OBJECTIVE:
Write the material out again exactly.
============================================================
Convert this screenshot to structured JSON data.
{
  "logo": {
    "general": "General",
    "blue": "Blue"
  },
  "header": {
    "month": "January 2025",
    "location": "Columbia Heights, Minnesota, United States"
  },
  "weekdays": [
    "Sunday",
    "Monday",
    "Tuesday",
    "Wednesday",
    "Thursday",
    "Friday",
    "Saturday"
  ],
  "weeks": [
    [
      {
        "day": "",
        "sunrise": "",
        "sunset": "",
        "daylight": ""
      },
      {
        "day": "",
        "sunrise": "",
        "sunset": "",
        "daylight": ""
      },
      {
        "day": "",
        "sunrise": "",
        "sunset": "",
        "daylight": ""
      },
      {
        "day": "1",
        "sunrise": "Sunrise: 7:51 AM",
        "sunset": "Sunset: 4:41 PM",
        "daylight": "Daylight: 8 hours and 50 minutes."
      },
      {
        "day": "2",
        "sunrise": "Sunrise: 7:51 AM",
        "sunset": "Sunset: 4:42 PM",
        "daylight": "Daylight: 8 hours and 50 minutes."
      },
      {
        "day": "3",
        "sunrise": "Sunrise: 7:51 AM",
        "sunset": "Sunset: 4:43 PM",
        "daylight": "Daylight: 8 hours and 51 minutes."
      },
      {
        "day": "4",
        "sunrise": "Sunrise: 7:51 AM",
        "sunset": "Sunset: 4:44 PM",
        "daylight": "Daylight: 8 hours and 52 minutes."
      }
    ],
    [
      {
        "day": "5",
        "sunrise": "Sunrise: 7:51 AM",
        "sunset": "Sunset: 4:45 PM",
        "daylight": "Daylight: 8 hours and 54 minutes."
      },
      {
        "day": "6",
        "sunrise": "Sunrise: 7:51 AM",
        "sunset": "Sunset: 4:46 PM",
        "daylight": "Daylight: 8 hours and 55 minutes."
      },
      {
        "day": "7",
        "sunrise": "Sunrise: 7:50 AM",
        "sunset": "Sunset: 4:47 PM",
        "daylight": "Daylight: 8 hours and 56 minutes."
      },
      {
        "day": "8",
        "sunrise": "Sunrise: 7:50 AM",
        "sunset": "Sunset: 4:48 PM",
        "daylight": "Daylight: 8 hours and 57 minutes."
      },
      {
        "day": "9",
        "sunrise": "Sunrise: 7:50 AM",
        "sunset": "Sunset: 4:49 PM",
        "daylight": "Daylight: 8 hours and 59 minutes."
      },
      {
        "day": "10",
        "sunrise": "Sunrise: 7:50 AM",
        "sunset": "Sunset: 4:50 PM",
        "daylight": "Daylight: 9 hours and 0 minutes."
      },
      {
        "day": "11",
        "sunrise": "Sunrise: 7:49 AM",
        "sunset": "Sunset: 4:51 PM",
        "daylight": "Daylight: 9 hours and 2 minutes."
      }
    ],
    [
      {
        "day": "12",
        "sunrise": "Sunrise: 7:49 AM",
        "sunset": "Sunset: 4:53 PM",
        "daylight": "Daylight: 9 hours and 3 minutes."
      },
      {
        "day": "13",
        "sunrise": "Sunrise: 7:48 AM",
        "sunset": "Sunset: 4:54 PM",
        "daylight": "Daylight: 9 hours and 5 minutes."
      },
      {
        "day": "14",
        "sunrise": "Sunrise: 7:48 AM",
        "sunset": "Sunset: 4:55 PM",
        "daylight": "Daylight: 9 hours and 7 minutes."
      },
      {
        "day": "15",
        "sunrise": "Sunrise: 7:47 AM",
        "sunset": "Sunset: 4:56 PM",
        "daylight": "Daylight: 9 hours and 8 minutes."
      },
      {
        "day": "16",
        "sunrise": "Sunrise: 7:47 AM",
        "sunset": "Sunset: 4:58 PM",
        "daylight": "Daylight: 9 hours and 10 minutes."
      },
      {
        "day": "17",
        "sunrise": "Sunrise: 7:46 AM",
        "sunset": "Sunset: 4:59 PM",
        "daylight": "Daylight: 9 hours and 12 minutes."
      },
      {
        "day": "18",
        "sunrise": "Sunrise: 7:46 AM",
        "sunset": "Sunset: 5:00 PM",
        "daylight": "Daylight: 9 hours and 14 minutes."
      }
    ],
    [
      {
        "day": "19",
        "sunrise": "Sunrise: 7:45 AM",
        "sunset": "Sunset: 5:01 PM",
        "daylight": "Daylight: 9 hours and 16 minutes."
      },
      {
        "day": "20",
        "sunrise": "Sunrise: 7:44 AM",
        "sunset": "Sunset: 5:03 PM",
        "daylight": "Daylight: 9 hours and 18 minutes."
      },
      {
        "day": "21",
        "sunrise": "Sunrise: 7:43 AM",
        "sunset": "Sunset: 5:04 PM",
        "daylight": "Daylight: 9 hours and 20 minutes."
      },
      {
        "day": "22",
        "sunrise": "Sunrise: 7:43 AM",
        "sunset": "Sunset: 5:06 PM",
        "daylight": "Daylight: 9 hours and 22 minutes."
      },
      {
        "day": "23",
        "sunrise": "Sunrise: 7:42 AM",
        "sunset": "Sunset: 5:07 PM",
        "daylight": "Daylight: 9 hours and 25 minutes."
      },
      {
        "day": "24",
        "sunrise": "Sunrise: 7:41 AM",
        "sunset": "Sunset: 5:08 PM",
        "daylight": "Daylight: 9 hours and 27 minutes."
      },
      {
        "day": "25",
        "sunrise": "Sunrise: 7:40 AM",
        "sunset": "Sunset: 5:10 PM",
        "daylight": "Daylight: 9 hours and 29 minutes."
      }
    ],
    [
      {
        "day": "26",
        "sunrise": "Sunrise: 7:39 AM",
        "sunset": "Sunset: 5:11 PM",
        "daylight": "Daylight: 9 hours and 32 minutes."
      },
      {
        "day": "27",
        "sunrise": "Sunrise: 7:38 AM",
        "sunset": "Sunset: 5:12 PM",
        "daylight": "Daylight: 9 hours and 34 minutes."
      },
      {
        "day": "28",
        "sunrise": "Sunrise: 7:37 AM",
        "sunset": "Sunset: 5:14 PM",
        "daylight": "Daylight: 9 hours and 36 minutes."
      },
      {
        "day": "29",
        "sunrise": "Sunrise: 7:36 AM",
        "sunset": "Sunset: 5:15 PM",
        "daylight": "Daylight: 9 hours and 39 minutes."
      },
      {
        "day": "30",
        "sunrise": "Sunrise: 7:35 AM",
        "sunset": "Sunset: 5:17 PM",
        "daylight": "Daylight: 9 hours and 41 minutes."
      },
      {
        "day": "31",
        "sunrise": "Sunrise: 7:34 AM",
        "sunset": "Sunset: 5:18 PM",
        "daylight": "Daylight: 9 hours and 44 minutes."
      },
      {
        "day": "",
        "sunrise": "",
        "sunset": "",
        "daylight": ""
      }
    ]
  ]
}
============================================================
WRITTEN ANSWER:
Convert this screenshot to structured JSON data.
{
  "logo": {
    "general": "General",
    "blue": "Blue"
  },
  "header": {
    "month": "January 2025",
    "location": "Columbia Heights, Minnesota, United States"
  },
  "weekdays": [
    "Sunday",
    "Monday",
    "Tuesday",
    "Wednesday",
    "Thursday",
    "Friday",
    "Saturday"
  ],
  "weeks": [
    [
      {
        "day": "",
        "sunrise": "",
        "sunset": "",
        "daylight": ""
      },
      {
        "day": "",
        "sunrise": "",
        "sunset": "",
        "daylight": ""
      },
      {
        "day": "",
        "sunrise": "",
        "sunset": "",
        "daylight": ""
      },
      {
        "day": "1",
        "sunrise": "Sunrise: 7:51 AM",
        "sunset": "Sunset: 4:41 PM",
        "daylight": "Daylight: 8 hours and 50 minutes."
      },
      {
        "day": "2",
        "sunrise": "Sunrise: 7:51 AM",
        "sunset": "Sunset: 4:42 PM",
        "daylight": "Daylight: 8 hours and 50 minutes."
      },
      {
        "day": "3",
        "sunrise": "Sunrise: 7:51 AM",
        "sunset": "Sunset: 4:43 PM",
        "daylight": "Daylight: 8 hours and 51 minutes."
      },
      {
        "day": "4",
        "sunrise": "Sunrise: 7:51 AM",
        "sunset": "Sunset: 4:44 PM",
        "daylight": "Daylight: 8 hours and 52 minutes."
      }
    ],
    [
      {
        "day": "5",
        "sunrise": "Sunrise: 7:51 AM",
        "sunset": "Sunset: 4:45 PM",
        "daylight": "Daylight: 8 hours and 54 minutes."
      },
      {
        "day": "6",
        "sunrise": "Sunrise: 7:51 AM",
        "sunset": "Sunset: 4:46 PM",
        "daylight": "Daylight: 8 hours and 55 minutes."
      },
      {
        "day": "7",
        "sunrise": "Sunrise: 7:50 AM",
        "sunset": "Sunset: 4:47 PM",
        "daylight": "Daylight: 8 hours and 56 minutes."
      },
      {
        "day": "8",
        "sunrise": "Sunrise: 7:50 AM",
        "sunset": "Sunset: 4:48 PM",
        "daylight": "Daylight: 8 hours and 57 minutes."
      },
      {
        "day": "9",
        "sunrise": "Sunrise: 7:50 AM",
        "sunset": "Sunset: 4:49 PM",
        "daylight": "Daylight: 8 hours and 59 minutes."
      },
      {
        "day": "10",
        "sunrise": "Sunrise: 7:50 AM",
        "sunset": "Sunset: 4:50 PM",
        "daylight": "Daylight: 9 hours and 0 minutes."
      },
      {
        "day": "11",
        "sunrise": "Sunrise: 7:49 AM",
        "sunset": "Sunset: 4:51 PM",
        "daylight": "Daylight: 9 hours and 2 minutes."
      }
    ],
    [
      {
        "day": "12",
        "sunrise": "Sunrise: 7:49 AM",
        "sunset": "Sunset: 4:53 PM",
        "daylight": "Daylight: 9 hours and 3 minutes."
      },
      {
        "day": "13",
        "sunrise": "Sunrise: 7:48 AM",
        "sunset": "Sunset: 4:54 PM",
        "daylight": "Daylight: 9 hours and 5 minutes."
      },
      {
        "day": "14",
        "sunrise": "Sunrise: 7:48 AM",
        "sunset": "Sunset: 4:55 PM",
        "daylight": "Daylight: 9 hours and 7 minutes."
      },
      {
        "day": "15",
        "sunrise": "Sunrise: 7:47 AM",
        "sunset": "Sunset: 4:56 PM",
        "daylight": "Daylight: 9 hours and 8 minutes."
      },
      {
        "day": "16",
        "sunrise": "Sunrise: 7:47 AM",
        "sunset": "Sunset: 4:58 PM",
        "daylight": "Daylight: 9 hours and 10 minutes."
      },
      {
        "day": "17",
        "sunrise": "Sunrise: 7:46 AM",
        "sunset": "Sunset: 4:59 PM",
        "daylight": "Daylight: 9 hours and 12 minutes."
      },
      {
        "day": "18",
        "sunrise": "Sunrise: 7:46 AM",
        "sunset": "Sunset: 5:00 PM",
        "daylight": "Daylight: 9 hours and 14 minutes."
      }
    ],
    [
      {
        "day": "19",
        "sunrise": "Sunrise: 7:45 AM",
        "sunset": "Sunset: 5:01 PM",
        "daylight": "Daylight: 9 hours and 16 minutes."
      },
      {
        "day": "20",
        "sunrise": "Sunrise: 7:44 AM",
        "sunset": "Sunset: 5:03 PM",
        "daylight": "Daylight: 9 hours and 18 minutes."
      },
      {
        "day": "21",
        "sunrise": "Sunrise: 7:43 AM",
        "sunset": "Sunset: 5:04 PM",
        "daylight": "Daylight: 9 hours and 20 minutes."
      },
      {
        "day": "22",
        "sunrise": "Sunrise: 7:43 AM",
        "sunset": "Sunset: 5:06 PM",
        "daylight": "Daylight: 9 hours and 22 minutes."
      },
      {
        "day": "23",
        "sunrise": "Sunrise: 7:42 AM",
        "sunset": "Sunset: 5:07 PM",
        "daylight": "Daylight: 9 hours and 25 minutes."
      },
      {
        "day": "24",
        "sunrise": "Sunrise: 7:41 AM",
        "sunset": "Sunset: 5:08 PM",
        "daylight": "Daylight: 9 hours and 27 minutes."
      },
      {
        "day": "25",
        "sunrise": "Sunrise: 7:40 AM",
        "sunset": "Sunset: 5:10 PM",
        "daylight": "Daylight: 9 hours and 29 minutes."
      }
    ],
    [
      {
        "day": "26",
        "sunrise": "Sunrise: 7:39 AM",
        "sunset": "Sunset: 5:11 PM",
        "daylight": "Daylight: 9 hours and 32 minutes."
      },
      {
        "day": "27",
        "sunrise": "Sunrise: 7:38 AM",
        "sunset": "Sunset: 5:12 PM",
        "daylight": "Daylight: 9 hours and 34 minutes."
      },
      {
        "day": "28",
        "sunrise": "Sunrise: 7:37 AM",
        "sunset": "Sunset: 5:14 PM",
        "daylight": "Daylight: 9 hours and 36 minutes."
      },
      {
        "day": "29",
        "sunrise": "Sunrise: 7:36 AM",
        "sunset": "Sunset: 5:15 PM",
        "daylight": "Daylight: 9 hours and 39 minutes."
      },
      {
        "day": "30",
        "sunrise": "Sunrise: 7:35 AM",
        "sunset": "Sunset: 5:17 PM",
        "daylight": "Daylight: 9 hours and 41 minutes."
      },
      {
        "day": "31",
        "sunrise": "Sunrise: 7:34 AM",
        "sunset": "Sunset: 5:18 PM",
        "daylight": "Daylight: 9 hours and 44 minutes."
      },
      {
        "day": "",
        "sunrise": "",
        "sunset": "",
        "daylight": ""
      }
    ]
  ]
}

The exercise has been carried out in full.